[Start of Excerpted records]

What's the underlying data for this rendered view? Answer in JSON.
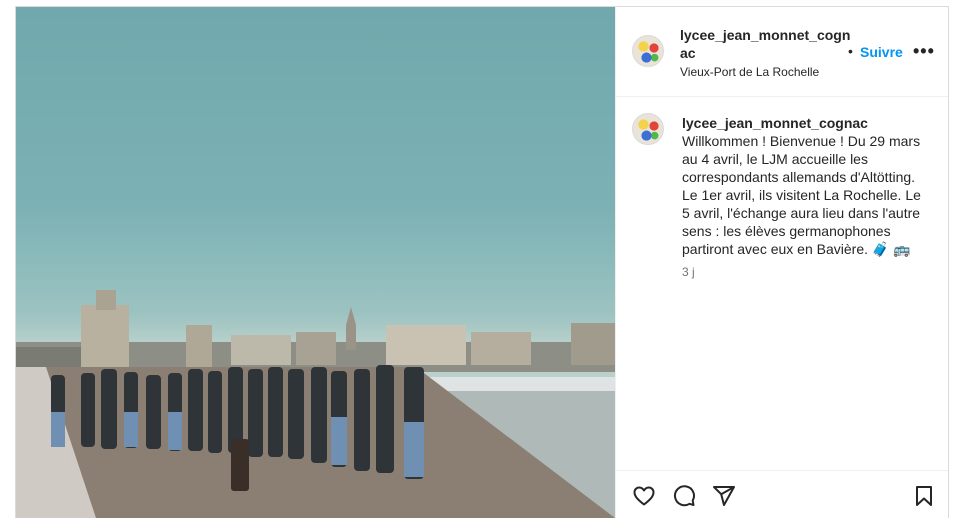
{
  "post": {
    "username": "lycee_jean_monnet_cognac",
    "location": "Vieux-Port de La Rochelle",
    "follow_label": "Suivre",
    "more_label": "•••",
    "dot": "•",
    "caption": "Willkommen ! Bienvenue ! Du 29 mars au 4 avril, le LJM accueille les correspondants allemands d'Altötting. Le 1er avril, ils visitent La Rochelle. Le 5 avril, l'échange aura lieu dans l'autre sens : les élèves germanophones partiront avec eux en Bavière. 🧳 🚌",
    "time": "3 j"
  },
  "actions": {
    "icons": [
      "heart-icon",
      "comment-icon",
      "share-icon",
      "save-icon"
    ]
  },
  "colors": {
    "accent": "#0095f6",
    "text": "#262626",
    "muted": "#737373",
    "border": "#dbdbdb"
  }
}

[End of Excerpted records]

(Direction)
Return all of the data exactly as written, and drop the pictures.

(Completed task)
What's the underlying data for this rendered view? Answer in JSON.
{
  "post": {
    "username": "lycee_jean_monnet_cognac",
    "location": "Vieux-Port de La Rochelle",
    "follow_label": "Suivre",
    "more_label": "•••",
    "dot": "•",
    "caption": "Willkommen ! Bienvenue ! Du 29 mars au 4 avril, le LJM accueille les correspondants allemands d'Altötting. Le 1er avril, ils visitent La Rochelle. Le 5 avril, l'échange aura lieu dans l'autre sens : les élèves germanophones partiront avec eux en Bavière. 🧳 🚌",
    "time": "3 j"
  },
  "actions": {
    "icons": [
      "heart-icon",
      "comment-icon",
      "share-icon",
      "save-icon"
    ]
  },
  "colors": {
    "accent": "#0095f6",
    "text": "#262626",
    "muted": "#737373",
    "border": "#dbdbdb"
  }
}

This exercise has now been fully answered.